▶ **Work order 1**
Answer these questions about the Hawaii voter turnout column:
(a) What turnout figure did the Center for the Study of the American Electorate survey give for Hawaii?
(b) Who runs the Honolulu city elections?
(c) How much less did McCain get than Bush in Hawaii?
▶ **Work order 2**
Duplicate the part of the Hawaii voter turnout column between "POSTED: Sunday, November" and "at 61 percent.", inclusive.
▶ **Work order 3**
Which states does the Hawaii voter turnout column name as the high turnout states?

[Opening Selected excerpt section]

Why don't Hawaii voters show up to be counted?
POSTED: Sunday, November 16, 2008
A favorite example of understanding political reality is former Arizona Rep. Mo Udall's crack: “;The voters have spoken - damn them.”;
At first glance, it appears that here in Hawaii, the voters do not so much speak as murmur.
The first pass through Hawaii's Nov. 4 voting numbers shows that few who were eligible bothered to vote. A survey from the Center for the Study of the American Electorate put Hawaii's turnout at 45.3 percent, while the nation runs at 61 percent.
The high turnout states are Minnesota, Maine, Wisconsin and New Hampshire, where between 72 percent and 77 percent of those eligible cast ballots.
Curtis Gan, spokesman for the CSAE, said on National Public Radio last week that Hawaii had the worst turnout in the country. And this is not a one-time slip; the cellar is where Hawaii voters usually reside.
Hawaii political leaders can't figure out why local folks don't show up to vote. Some suspect we have just given up.
“;The people have come to see voting as futile because of the self-sustaining dynasty of the Democrats,”; says Sen. Fred Hemmings, the Republican Senate leader.
Senate President Colleen Hanabusa, a Democrat, thinks our voter base is inflated with the names of people who are no longer living here and that makes a bigger base, skewing the numbers.
There might be some truth to that. Glen Takahashi, who runs the Honolulu city elections, says between 10 and 13 percent of the registered voters are no longer at their listed addresses.
There's no chicanery, Takahashi says, it is just that Hawaii voters jump around a lot and they don't remember to change their registrations. But all 50 states play by the same federal voter registration laws and all voting lists across the country are purged under the same laws, so the playing field is level.
Finally, a very savvy analysis done by the National Journal notes that in blue states such as Hawaii, President-elect Barack Obama picked up more votes than did Massachusetts Sen. John Kerry in his Democratic bid for president in 2004. But the real fall off was in how poorly Obama's opponent, Arizona Sen. John McCain, did compared to President Bush fours years ago. Hawaii had the biggest GOP drop. McCain got 38 percent less than Bush in Hawaii and Obama got a proportionately larger increase over Kerry.
The voter problem might be only among Republicans. They don't vote. If everyone voted, Hawaii might not be such a blue state after all.

[Closing Selected excerpt section]
[Opening Records provided section]

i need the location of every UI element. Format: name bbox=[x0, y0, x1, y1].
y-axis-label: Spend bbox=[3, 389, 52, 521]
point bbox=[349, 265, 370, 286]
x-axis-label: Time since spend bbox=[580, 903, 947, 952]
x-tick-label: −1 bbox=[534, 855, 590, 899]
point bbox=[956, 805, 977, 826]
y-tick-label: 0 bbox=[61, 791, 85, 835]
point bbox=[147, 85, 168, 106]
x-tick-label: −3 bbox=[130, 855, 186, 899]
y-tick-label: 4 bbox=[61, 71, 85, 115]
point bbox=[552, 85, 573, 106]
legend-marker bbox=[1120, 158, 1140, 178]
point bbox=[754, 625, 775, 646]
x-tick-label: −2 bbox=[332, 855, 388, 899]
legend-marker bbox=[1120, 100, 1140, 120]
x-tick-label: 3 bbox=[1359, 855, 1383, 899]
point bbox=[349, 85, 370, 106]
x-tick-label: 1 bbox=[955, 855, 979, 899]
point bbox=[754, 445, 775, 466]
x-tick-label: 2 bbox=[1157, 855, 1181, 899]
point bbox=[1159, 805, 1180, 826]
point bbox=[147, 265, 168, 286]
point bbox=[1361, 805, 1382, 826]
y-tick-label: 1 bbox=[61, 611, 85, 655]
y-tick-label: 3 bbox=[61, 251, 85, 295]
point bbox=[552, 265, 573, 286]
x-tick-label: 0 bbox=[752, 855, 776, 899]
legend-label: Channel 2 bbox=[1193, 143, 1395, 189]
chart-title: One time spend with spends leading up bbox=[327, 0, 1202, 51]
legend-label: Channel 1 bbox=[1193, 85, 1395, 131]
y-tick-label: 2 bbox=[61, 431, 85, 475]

[Closing Records provided section]

▶ **Exercise response 1**
(a) 45.3 percent
(b) Glen Takahashi
(c) 38 percent less

▶ **Exercise response 2**
POSTED: Sunday, November 16, 2008
A favorite example of understanding political reality is former Arizona Rep. Mo Udall's crack: “;The voters have spoken - damn them.”;
At first glance, it appears that here in Hawaii, the voters do not so much speak as murmur.
The first pass through Hawaii's Nov. 4 voting numbers shows that few who were eligible bothered to vote. A survey from the Center for the Study of the American Electorate put Hawaii's turnout at 45.3 percent, while the nation runs at 61 percent.

▶ **Exercise response 3**
Minnesota, Maine, Wisconsin, New Hampshire